■ Task to carry out: Scan the data below. Pull out each line where "this" occurs.

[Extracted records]
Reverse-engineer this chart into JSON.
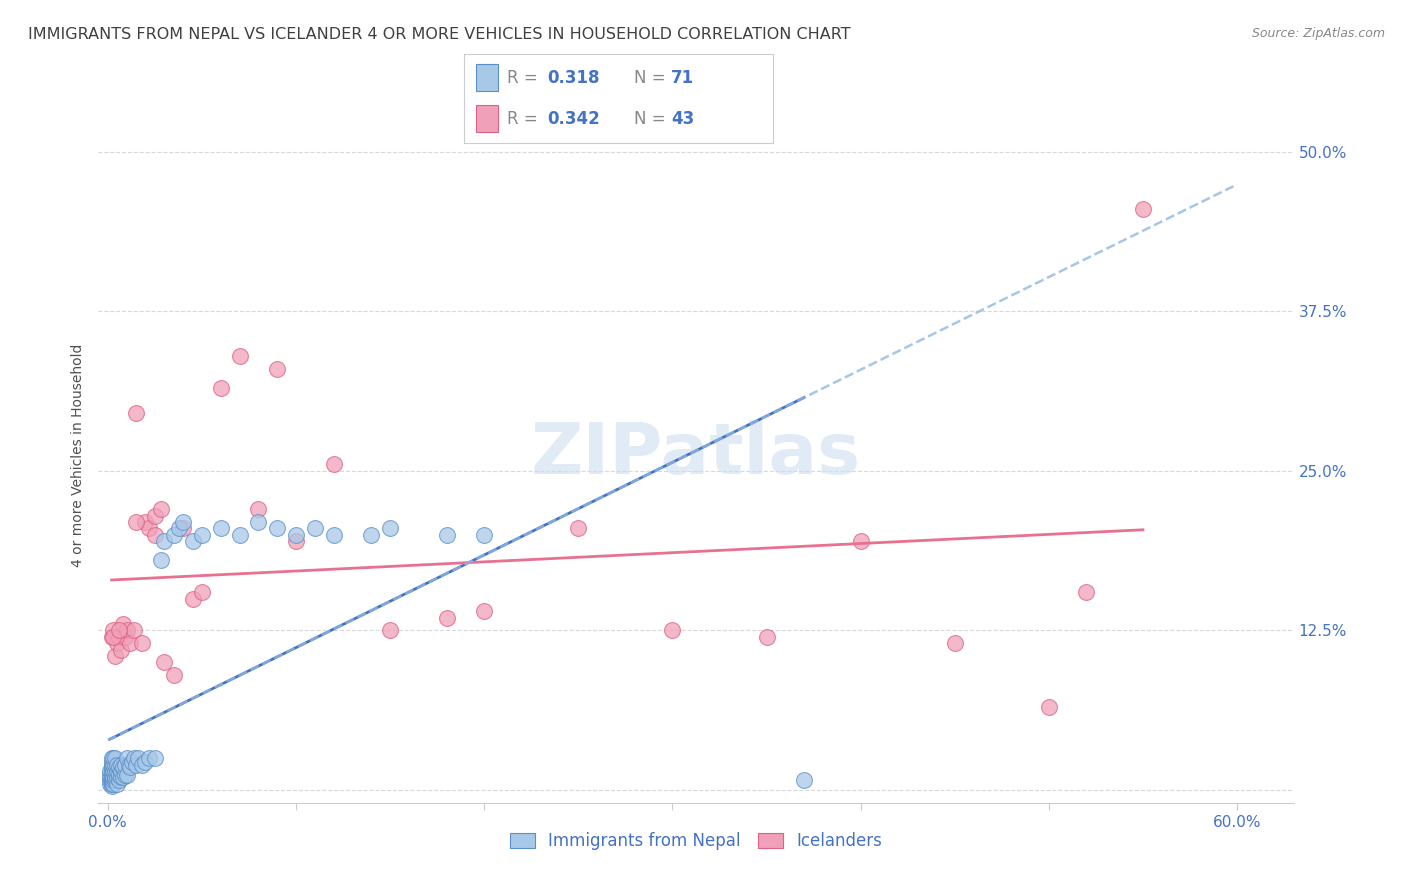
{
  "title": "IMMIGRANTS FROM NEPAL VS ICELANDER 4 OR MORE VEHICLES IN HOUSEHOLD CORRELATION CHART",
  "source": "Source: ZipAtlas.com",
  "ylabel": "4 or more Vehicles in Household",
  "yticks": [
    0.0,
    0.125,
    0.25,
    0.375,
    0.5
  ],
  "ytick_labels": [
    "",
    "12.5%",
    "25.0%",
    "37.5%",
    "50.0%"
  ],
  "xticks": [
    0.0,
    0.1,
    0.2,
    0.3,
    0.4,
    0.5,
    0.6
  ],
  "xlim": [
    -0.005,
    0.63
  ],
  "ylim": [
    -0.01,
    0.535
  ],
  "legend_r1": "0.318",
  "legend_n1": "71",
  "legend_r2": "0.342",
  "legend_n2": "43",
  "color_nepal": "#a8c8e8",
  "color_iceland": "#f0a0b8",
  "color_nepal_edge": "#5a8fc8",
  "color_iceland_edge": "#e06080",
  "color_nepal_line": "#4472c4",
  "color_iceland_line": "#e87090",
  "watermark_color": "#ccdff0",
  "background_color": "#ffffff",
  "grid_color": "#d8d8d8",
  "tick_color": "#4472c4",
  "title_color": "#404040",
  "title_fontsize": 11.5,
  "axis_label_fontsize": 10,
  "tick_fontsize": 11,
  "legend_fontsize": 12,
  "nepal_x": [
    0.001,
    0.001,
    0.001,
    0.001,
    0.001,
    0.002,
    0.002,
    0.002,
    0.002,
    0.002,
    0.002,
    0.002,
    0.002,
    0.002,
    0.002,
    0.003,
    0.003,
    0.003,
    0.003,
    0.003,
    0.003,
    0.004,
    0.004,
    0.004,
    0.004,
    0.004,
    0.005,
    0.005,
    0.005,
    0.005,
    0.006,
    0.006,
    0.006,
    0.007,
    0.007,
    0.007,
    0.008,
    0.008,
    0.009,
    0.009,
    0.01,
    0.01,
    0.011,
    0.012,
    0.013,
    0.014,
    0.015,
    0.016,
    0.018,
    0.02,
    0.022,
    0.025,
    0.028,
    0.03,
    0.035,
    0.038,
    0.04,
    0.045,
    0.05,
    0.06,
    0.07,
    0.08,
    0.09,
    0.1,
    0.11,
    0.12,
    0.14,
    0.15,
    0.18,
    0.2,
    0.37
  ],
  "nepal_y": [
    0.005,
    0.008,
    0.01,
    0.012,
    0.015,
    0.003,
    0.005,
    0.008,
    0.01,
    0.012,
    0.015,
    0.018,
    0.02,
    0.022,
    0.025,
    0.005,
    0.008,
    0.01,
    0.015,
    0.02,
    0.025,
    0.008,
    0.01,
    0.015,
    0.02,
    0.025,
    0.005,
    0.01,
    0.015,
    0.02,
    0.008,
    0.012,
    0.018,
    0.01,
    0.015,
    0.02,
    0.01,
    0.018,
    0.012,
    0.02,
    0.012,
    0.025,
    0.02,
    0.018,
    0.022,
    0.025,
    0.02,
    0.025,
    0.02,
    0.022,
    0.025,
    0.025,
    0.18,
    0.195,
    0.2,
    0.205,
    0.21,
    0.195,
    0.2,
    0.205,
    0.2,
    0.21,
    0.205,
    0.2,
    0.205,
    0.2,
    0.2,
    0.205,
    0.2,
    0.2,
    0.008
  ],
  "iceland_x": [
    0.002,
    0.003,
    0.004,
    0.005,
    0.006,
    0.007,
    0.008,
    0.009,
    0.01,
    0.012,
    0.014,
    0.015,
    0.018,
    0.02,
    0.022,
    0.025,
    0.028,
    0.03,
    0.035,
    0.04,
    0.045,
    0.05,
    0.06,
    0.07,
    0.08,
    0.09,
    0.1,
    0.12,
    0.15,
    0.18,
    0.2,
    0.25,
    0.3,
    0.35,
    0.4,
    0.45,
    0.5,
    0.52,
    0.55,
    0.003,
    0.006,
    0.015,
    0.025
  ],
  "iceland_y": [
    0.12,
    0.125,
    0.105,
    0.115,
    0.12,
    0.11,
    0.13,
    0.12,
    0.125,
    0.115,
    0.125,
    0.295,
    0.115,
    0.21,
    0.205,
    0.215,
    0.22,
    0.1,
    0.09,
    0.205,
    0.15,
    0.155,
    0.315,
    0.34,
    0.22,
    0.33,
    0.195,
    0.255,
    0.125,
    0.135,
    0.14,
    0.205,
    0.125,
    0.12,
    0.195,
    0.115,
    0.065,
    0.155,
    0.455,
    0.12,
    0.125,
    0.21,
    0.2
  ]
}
---
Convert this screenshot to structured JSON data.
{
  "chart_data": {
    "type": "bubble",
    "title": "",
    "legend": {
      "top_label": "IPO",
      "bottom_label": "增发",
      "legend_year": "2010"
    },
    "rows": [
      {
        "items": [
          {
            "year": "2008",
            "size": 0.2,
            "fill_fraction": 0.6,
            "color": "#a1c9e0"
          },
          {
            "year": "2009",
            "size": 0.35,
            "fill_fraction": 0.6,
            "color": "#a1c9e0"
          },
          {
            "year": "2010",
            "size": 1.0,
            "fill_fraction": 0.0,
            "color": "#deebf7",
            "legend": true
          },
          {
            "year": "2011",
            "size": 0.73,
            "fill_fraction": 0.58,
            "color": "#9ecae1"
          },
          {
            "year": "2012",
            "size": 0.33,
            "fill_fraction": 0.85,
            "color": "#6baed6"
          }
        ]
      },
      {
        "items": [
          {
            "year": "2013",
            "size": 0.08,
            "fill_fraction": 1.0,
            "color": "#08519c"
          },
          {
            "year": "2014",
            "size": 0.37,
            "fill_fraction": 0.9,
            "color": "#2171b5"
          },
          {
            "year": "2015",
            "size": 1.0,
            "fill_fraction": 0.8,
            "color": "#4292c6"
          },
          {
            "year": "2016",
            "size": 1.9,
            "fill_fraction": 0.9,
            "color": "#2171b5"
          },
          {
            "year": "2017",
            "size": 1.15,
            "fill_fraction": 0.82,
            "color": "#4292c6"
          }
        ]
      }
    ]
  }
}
==
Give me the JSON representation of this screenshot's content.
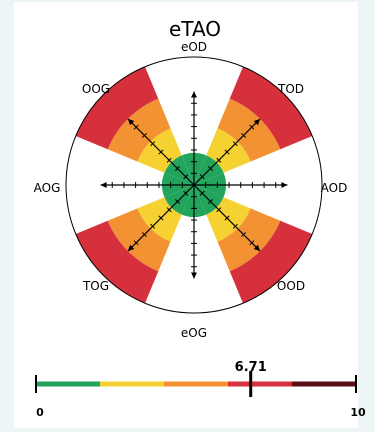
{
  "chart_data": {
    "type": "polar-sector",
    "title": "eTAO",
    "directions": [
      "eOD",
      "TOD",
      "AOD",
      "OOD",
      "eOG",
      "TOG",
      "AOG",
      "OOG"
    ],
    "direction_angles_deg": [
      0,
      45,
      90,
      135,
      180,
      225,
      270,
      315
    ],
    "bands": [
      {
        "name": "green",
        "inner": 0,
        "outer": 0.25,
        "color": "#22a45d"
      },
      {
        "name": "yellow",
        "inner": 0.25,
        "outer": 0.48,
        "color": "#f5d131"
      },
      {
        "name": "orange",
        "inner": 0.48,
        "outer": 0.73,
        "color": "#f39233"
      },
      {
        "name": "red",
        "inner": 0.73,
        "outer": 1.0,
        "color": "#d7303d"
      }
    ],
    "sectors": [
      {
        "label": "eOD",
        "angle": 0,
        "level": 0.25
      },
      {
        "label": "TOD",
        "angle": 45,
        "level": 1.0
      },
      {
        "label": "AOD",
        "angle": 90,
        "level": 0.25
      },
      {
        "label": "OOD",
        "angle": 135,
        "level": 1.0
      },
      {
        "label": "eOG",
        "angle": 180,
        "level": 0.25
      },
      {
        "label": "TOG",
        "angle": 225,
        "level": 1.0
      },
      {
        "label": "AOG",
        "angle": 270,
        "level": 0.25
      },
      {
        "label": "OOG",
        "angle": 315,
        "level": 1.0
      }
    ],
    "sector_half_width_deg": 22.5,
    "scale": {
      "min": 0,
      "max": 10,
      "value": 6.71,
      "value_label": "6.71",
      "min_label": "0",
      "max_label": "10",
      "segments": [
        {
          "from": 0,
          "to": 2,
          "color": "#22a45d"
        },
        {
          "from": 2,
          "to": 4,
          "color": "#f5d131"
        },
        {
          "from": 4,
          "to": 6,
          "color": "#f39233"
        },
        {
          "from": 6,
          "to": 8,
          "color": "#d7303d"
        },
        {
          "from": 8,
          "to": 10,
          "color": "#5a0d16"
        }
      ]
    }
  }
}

■ Final answer:
Reverse-engineer this chart into JSON.
Convert this screenshot to structured JSON data.
Give me the JSON representation of this screenshot's content.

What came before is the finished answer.